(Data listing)
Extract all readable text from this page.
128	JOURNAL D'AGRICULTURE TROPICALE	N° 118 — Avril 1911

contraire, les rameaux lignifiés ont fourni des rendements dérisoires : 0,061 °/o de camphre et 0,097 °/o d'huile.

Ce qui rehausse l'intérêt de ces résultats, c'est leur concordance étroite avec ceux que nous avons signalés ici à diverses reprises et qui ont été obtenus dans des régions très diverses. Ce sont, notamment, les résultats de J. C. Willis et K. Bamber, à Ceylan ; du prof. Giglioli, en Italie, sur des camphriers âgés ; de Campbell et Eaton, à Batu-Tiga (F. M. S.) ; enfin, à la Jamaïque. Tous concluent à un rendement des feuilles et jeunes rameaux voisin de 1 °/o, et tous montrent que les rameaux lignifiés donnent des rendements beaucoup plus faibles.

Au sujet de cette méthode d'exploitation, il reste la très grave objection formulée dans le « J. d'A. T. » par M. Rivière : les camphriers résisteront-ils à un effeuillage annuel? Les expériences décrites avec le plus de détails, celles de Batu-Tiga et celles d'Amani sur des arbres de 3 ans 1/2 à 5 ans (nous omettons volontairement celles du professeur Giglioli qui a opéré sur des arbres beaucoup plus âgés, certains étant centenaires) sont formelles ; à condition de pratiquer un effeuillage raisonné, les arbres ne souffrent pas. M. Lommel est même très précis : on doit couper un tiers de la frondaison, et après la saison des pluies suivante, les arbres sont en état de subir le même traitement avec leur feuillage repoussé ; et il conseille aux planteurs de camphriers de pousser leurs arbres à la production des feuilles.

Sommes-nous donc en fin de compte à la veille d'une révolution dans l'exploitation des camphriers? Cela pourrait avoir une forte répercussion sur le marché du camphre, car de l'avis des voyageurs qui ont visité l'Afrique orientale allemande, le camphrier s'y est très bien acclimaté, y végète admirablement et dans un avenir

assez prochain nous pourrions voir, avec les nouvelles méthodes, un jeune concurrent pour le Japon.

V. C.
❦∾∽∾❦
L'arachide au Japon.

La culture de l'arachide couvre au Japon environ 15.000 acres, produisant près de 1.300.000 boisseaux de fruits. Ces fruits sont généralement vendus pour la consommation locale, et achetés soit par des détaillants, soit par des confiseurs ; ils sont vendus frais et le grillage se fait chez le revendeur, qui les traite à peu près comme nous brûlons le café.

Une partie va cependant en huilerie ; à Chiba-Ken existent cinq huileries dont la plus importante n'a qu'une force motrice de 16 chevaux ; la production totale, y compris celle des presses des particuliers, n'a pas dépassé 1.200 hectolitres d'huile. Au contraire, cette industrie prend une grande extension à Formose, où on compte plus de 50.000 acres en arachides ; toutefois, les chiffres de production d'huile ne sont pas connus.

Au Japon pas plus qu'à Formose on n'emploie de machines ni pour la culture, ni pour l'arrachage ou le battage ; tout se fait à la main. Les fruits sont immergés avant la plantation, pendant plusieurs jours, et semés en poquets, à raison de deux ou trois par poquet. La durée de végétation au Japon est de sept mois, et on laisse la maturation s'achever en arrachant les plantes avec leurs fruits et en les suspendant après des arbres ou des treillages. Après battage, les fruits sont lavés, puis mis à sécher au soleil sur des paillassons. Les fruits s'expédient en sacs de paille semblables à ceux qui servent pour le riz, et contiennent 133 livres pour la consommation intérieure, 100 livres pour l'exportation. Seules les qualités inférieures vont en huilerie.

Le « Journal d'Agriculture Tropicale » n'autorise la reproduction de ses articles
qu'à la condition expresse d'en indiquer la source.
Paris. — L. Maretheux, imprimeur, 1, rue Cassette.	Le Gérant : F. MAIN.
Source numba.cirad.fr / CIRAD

Set problem: Copy, from the material, each line that holds the string "contraire".

Solution to this exercise:
contraire, les rameaux lignifiés ont fourni des rendements dérisoires : 0,061 °/o de camphre et 0,097 °/o d'huile.
Une partie va cependant en huilerie ; à Chiba-Ken existent cinq huileries dont la plus importante n'a qu'une force motrice de 16 chevaux ; la production totale, y compris celle des presses des particuliers, n'a pas dépassé 1.200 hectolitres d'huile. Au contraire, cette industrie prend une grande extension à Formose, où on compte plus de 50.000 acres en arachides ; toutefois, les chiffres de production d'huile ne sont pas connus.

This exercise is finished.